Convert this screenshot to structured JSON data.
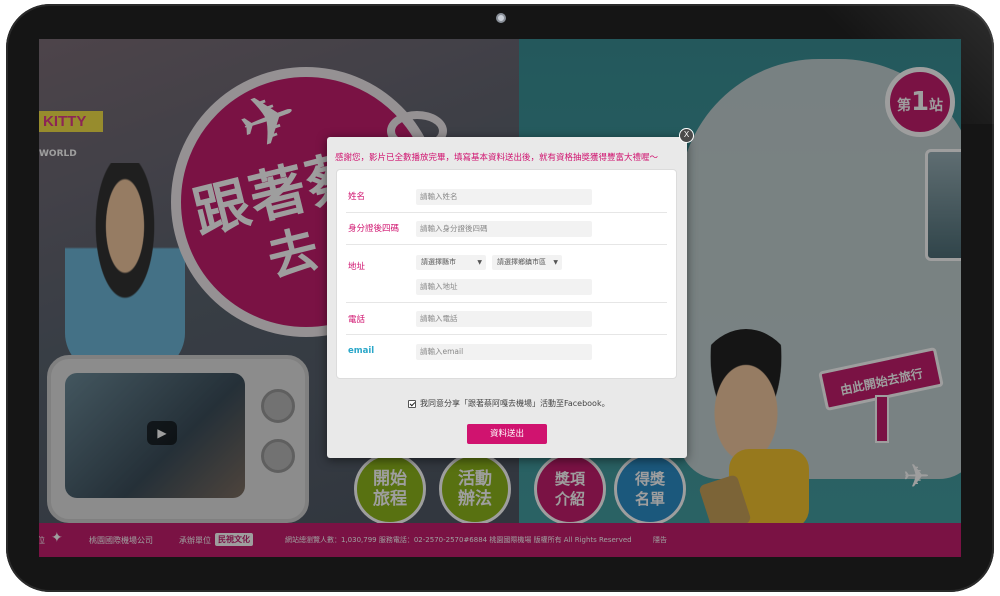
{
  "modal": {
    "close_label": "X",
    "title": "感謝您，影片已全數播放完畢，填寫基本資料送出後，就有資格抽獎獲得豐富大禮喔～",
    "fields": {
      "name": {
        "label": "姓名",
        "placeholder": "請輸入姓名"
      },
      "id4": {
        "label": "身分證後四碼",
        "placeholder": "請輸入身分證後四碼"
      },
      "address": {
        "label": "地址",
        "city_select": "請選擇縣市",
        "district_select": "請選擇鄉鎮市區",
        "placeholder": "請輸入地址"
      },
      "phone": {
        "label": "電話",
        "placeholder": "請輸入電話"
      },
      "email": {
        "label": "email",
        "placeholder": "請輸入email"
      }
    },
    "consent_text": "我同意分享「跟著蔡阿嘎去機場」活動至Facebook。",
    "submit_label": "資料送出"
  },
  "background": {
    "kitty_text": "KITTY",
    "kitty_sub": "WORLD",
    "logo_line1": "跟著蔡",
    "logo_line2": "去",
    "station_prefix": "第",
    "station_number": "1",
    "station_suffix": "站",
    "sign_text": "由此開始去旅行",
    "menu": [
      {
        "line1": "開始",
        "line2": "旅程"
      },
      {
        "line1": "活動",
        "line2": "辦法"
      },
      {
        "line1": "獎項",
        "line2": "介紹"
      },
      {
        "line1": "得獎",
        "line2": "名單"
      }
    ],
    "play_icon": "play-icon"
  },
  "footer": {
    "organizer_suffix": "位",
    "airport_name": "桃園國際機場公司",
    "sponsor_label": "承辦單位",
    "sponsor_logo": "民視文化",
    "visitor_info": "網站總瀏覽人數：1,030,799 服務電話：02-2570-2570#6884 桃園國際機場 版權所有 All Rights Reserved",
    "privacy": "隱告"
  },
  "colors": {
    "brand_magenta": "#c51e6e",
    "label_magenta": "#d0136f",
    "email_cyan": "#2aa7c9",
    "modal_bg": "#e9e9e9"
  }
}
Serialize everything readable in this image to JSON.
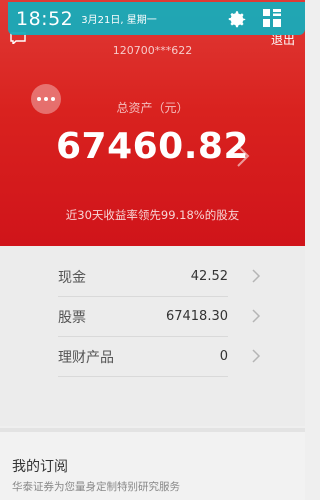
{
  "status_bar": {
    "time": "18:52",
    "date": "3月21日, 星期一",
    "icons": [
      "settings-gear-icon",
      "quick-tiles-icon"
    ],
    "color": "#16acba"
  },
  "header": {
    "back_icon": "chat-bubble-icon",
    "account_number": "120700***622",
    "right_action": "退出"
  },
  "summary": {
    "label": "总资产（元）",
    "total": "67460.82",
    "yield_note": "近30天收益率领先99.18%的股友",
    "accent": "#d9221f"
  },
  "assets": [
    {
      "label": "现金",
      "value": "42.52"
    },
    {
      "label": "股票",
      "value": "67418.30"
    },
    {
      "label": "理财产品",
      "value": "0"
    }
  ],
  "subscription": {
    "title": "我的订阅",
    "description": "华泰证券为您量身定制特别研究服务"
  }
}
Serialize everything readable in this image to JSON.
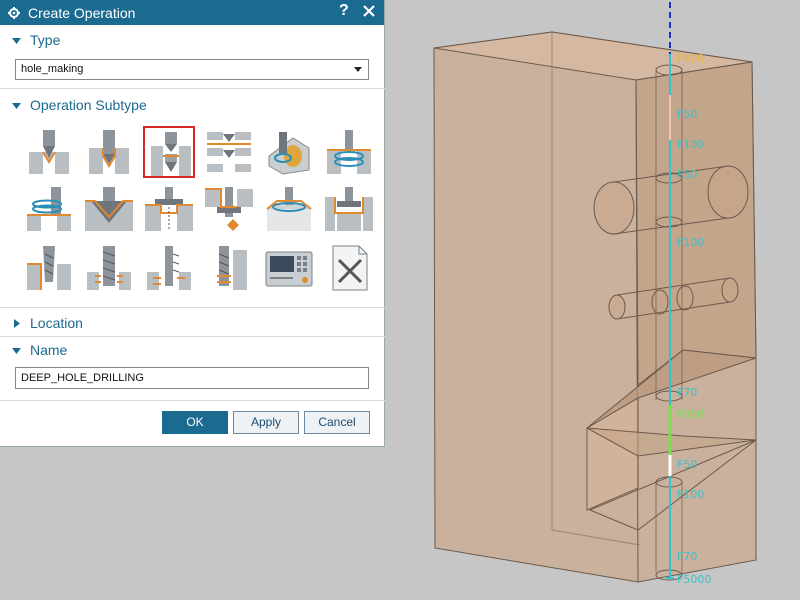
{
  "dialog": {
    "title": "Create Operation",
    "help_glyph": "?",
    "sections": {
      "type": {
        "label": "Type",
        "value": "hole_making"
      },
      "subtype": {
        "label": "Operation Subtype"
      },
      "location": {
        "label": "Location"
      },
      "name": {
        "label": "Name",
        "value": "DEEP_HOLE_DRILLING"
      }
    },
    "subtype_icons": [
      "spot-drill-icon",
      "drilling-icon",
      "deep-hole-drilling-icon",
      "multi-level-drilling-icon",
      "countersink-icon",
      "thread-milling-icon",
      "hole-milling-icon",
      "chamfer-icon",
      "counterbore-icon",
      "back-counterbore-icon",
      "groove-milling-icon",
      "boss-milling-icon",
      "tapping-icon",
      "thread-icon",
      "back-thread-icon",
      "tap-icon",
      "machine-control-icon",
      "custom-operation-icon"
    ],
    "selected_subtype_index": 2,
    "buttons": {
      "ok": "OK",
      "apply": "Apply",
      "cancel": "Cancel"
    }
  },
  "viewport": {
    "feed_labels": [
      "F400",
      "F50",
      "F100",
      "F50",
      "F100",
      "F70",
      "F800",
      "F50",
      "F100",
      "F70",
      "F5000"
    ],
    "colors": {
      "block_fill": "#c9a98f",
      "toolpath": "#36c4cc",
      "feed_label": "#3fc0c8",
      "rapid": "#1f2fcf",
      "fast_feed": "#7be04f"
    }
  }
}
================================
## STATED EXERCISE:
Select every line of the material above holding the word "placeholder" and copy it.

## EXERCISE RESULT:
        "placeholder": "請輸入姓名"
        "placeholder": "請輸入身分證後四碼"
        "placeholder": "請輸入地址"
        "placeholder": "請輸入電話"
        "placeholder": "請輸入email"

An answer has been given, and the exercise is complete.